SET OF TASKS:
1. Using the housing news excerpt below, decide whether each statement agrees with it: (a) The MBA's weekly survey covers 75 percent of all retail residential mortgage applications. (b) Fannie Mae's Home Purchase Sentiment Index rose sharply in August. (c) The refinance index increased by 7 percent. Answer yes or no for each, quoting the deciding words.
2. According to the housing news excerpt below, what percentage of U.S. homes can be considered vulnerable to flooding, wildfire, or hurricane winds?

EXCERPTED TEXT:
According to the Mortgage Bankers Association’s Weekly Applications Survey, average mortgage rates fell last week from the week before. Rates were down across all loan categories, including 30-year fixed-rate loans with both conforming and jumbo balances, loans backed by the Federal Housing Administration, 15-year fixed-rate loans, and 5/1 ARMs. Joel Kan, MBA’s vice president and deputy chief economist, says rates are now at an almost one-year low. “Mortgage rates declined for the second consecutive week as Treasury yields moved lower on data indicating that the labor market is weakening,” Kan said. “The 30-year fixed rate decreased … over the past two weeks to the lowest since October 2024.” As a result, demand for mortgage applications spiked, with a 7 percent increase in purchase activity and a 12 percent bump in the refinance index. The MBA’s weekly survey has been conducted since 1990 and covers 75 percent of all retail residential mortgage applications. (source)

More Americans Say It’s Time To Buy

Each month, Fannie Mae conducts a survey of Americans to gauge home buying sentiment. Its Home Purchase Sentiment Index asks participants for their feelings about the housing market and overall economy, including home prices, mortgage rates, and whether they think it’s a good or bad time to buy or sell a home. In August, the index was relatively flat from the month before, with overall sentiment less than a point lower than July. But while the overall index was flat, there were some big swings in sentiment, particularly when it comes to buying a home and mortgage rates. According to the results, there are a growing number of Americans who think now’s a good time to buy. In fact, the share of survey respondents who said so spiked 9 percent in August and is now 21 percent higher year-over-year. Home buying sentiment is still lower than normal but it may be growing due to optimism about mortgage rates. The survey found consumers expect better rates in the months ahead, with an 11 percent increase in respondents who say rates will fall over the next year. (source)

Climate Risks Impact More Than 25% Of U.S. Homes

Choosing a home to buy can be difficult enough without trying to assess how likely it is that the property will be hit by a natural disaster. To some extent, it’s impossible to say. But while buyers may tend to focus more on a home’s features and amenities, a new report from the National Association of Realtors’ consumer website says they shouldn’t underestimate potential hazards. In fact, the analysis found 26 percent of U.S. homes can be considered vulnerable to flooding, wildfire, or hurricane winds. That represents $12.7 trillion in real-estate value. Danielle Hale, the website’s chief economist, says buyers tend to downplay the risks. “In many markets, the gap between perceived risk and actual risk is sizable, particularly for flooding,” Hale said. “This has significant consequences for homeowners, buyers, and insurers, and it underscores the need for readily available data to help households make informed decisions.” (source)

Orange houses under clear blue sky.

Home Sellers Benefit From Early Preparation

Spring is the season when the housing market heats up. Buyer demand rises and so does the number of homes for sale. Homeowners who list in spring expect bigger premiums and the data shows they typically get them, as spring sellers are known to do better than those listing at slower times of the year. But that doesn’t mean potential home sellers can wait until next year to start planning. In fact, according to a new analysis from the National Association of Realtors’ consumer website, if you want to sell next spring, it may already be time to get started. The analysis found it now takes about 10 months to sell a home – from deciding to list through closing – which means those who prep early will be better prepared to get their home on the market at the perfect time. Danielle Hale, the website’s chief economist, says the market has changed and prep is now key. “Unlike in recent years, when sellers could list quickly and attract multiple offers, today’s environment rewards preparation,” Hale said. “By starting early … homeowners can better take advantage of spring demand while navigating a market that is increasingly buyer sensitive.” (source)

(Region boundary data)

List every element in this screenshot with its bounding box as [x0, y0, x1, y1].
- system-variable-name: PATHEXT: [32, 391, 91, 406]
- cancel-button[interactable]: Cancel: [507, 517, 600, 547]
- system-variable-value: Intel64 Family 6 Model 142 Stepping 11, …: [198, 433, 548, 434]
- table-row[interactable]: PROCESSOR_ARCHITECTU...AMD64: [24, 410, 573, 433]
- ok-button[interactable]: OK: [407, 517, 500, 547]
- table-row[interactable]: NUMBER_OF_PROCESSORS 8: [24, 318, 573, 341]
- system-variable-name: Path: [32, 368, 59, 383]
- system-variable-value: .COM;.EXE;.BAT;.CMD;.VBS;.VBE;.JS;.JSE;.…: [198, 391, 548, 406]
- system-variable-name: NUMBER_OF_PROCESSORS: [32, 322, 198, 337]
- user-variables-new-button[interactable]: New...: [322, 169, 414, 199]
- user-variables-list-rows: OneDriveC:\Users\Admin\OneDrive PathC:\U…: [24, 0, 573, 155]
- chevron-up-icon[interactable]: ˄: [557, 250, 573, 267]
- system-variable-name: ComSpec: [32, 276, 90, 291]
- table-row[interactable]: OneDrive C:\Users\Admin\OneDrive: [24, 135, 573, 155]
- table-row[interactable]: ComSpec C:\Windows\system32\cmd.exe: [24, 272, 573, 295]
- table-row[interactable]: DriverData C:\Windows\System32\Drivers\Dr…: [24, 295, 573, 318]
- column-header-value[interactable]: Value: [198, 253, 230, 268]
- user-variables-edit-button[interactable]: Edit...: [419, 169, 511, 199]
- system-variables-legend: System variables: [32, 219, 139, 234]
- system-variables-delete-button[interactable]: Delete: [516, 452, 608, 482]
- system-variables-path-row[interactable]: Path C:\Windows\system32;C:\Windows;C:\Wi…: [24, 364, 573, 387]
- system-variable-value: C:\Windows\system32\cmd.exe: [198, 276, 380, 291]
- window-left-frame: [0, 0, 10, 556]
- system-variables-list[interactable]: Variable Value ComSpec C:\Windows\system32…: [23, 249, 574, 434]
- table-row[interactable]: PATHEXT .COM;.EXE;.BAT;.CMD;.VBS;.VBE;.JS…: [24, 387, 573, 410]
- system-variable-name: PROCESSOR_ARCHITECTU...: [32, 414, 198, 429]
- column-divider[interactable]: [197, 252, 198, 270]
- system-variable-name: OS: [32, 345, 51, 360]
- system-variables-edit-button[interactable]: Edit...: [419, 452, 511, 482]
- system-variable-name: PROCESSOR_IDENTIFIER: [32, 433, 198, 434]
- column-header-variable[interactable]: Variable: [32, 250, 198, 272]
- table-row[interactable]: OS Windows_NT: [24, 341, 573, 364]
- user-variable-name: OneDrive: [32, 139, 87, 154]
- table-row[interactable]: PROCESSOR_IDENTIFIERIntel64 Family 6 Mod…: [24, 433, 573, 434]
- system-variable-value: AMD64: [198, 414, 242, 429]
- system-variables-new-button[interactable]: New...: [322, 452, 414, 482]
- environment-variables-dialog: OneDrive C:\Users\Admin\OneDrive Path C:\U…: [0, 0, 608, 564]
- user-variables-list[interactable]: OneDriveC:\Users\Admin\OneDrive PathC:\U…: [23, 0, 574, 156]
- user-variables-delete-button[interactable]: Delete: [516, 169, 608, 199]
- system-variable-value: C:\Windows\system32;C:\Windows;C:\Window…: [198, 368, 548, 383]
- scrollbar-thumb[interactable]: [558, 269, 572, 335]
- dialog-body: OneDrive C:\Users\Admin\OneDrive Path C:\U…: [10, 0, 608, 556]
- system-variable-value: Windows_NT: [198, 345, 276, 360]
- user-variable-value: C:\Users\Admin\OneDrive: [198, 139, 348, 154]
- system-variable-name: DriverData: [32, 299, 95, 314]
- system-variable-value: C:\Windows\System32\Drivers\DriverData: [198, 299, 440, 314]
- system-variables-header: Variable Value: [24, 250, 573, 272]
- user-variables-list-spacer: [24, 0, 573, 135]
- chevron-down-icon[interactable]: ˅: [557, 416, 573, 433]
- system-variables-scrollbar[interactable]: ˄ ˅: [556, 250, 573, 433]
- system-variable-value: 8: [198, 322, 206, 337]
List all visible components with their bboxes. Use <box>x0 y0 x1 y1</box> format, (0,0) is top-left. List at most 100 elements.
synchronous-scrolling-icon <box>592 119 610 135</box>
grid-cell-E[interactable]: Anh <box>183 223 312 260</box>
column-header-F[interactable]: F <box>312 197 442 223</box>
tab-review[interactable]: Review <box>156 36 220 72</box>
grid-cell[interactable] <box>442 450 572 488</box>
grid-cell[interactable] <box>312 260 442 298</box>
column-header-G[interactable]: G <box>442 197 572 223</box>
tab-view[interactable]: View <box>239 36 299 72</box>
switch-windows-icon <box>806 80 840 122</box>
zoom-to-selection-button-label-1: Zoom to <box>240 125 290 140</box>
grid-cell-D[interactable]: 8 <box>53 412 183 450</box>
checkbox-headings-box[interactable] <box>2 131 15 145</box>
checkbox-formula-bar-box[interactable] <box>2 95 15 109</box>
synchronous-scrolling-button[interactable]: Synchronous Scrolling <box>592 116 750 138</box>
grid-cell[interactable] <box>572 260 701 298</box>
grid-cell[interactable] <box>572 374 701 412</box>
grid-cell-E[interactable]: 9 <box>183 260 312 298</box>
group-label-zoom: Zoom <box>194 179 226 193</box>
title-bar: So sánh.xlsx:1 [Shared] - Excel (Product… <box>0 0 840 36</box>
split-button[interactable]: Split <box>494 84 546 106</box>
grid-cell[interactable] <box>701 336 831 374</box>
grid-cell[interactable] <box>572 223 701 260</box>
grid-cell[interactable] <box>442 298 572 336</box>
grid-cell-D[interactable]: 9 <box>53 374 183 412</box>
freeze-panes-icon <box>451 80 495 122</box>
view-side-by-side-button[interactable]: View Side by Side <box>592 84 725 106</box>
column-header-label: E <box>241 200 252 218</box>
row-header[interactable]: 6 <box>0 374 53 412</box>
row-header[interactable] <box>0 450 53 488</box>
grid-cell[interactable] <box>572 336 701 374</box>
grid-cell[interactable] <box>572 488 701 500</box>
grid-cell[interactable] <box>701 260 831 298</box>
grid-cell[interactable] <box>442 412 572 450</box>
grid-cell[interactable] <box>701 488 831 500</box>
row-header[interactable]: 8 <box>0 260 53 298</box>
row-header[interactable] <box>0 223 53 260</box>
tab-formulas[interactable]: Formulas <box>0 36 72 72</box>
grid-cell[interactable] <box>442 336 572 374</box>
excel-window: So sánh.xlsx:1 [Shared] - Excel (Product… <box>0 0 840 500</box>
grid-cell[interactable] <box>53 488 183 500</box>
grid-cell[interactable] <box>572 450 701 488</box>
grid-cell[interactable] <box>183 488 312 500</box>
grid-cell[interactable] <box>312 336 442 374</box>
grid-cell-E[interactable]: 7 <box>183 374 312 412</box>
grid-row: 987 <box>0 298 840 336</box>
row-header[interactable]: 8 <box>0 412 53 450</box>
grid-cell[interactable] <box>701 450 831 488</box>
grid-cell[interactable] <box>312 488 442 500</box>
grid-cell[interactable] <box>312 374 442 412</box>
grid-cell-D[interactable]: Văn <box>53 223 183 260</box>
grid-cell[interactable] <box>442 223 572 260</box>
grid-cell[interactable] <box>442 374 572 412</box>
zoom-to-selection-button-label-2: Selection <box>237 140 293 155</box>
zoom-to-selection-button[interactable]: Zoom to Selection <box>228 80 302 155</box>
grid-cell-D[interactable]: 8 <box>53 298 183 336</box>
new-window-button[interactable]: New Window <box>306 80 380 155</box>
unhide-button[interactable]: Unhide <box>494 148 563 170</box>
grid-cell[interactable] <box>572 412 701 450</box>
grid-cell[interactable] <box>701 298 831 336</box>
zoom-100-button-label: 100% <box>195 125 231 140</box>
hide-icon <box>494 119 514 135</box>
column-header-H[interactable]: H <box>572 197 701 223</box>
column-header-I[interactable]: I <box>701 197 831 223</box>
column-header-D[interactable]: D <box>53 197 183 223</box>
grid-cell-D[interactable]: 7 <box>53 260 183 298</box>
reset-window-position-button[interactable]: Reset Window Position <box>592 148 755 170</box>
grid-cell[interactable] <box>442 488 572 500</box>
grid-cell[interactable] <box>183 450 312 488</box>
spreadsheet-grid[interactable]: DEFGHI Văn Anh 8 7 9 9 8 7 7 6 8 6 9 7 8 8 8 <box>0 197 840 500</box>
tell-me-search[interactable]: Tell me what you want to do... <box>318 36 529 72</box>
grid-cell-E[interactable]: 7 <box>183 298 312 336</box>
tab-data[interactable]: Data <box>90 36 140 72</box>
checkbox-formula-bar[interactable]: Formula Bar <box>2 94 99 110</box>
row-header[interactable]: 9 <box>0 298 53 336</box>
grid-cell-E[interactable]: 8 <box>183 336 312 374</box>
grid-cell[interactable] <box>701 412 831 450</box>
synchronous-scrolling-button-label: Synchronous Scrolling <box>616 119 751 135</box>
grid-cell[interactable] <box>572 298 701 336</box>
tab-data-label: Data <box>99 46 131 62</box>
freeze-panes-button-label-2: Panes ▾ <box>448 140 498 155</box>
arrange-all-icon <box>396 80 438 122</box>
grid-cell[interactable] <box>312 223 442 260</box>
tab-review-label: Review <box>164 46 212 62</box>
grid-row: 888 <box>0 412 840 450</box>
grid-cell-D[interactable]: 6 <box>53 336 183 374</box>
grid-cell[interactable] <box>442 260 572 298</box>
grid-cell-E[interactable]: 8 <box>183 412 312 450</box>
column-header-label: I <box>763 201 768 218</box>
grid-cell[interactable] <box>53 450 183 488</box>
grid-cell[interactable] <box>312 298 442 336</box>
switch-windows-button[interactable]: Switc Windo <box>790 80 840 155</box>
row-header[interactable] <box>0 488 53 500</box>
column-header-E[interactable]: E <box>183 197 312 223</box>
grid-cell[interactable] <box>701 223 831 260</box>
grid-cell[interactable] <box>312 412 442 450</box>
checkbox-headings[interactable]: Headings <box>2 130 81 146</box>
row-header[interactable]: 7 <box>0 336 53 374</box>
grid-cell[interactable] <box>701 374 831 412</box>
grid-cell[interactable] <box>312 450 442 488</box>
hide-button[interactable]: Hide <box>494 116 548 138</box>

THE RESPONSES:
1.
(a) Yes: "covers 75 percent of all retail residential mortgage applications."
(b) No: "In August, the index was relatively flat from the month before."
(c) No: "a 7 percent increase in purchase activity and a 12 percent bump in the refinance index."

2. 26 percent.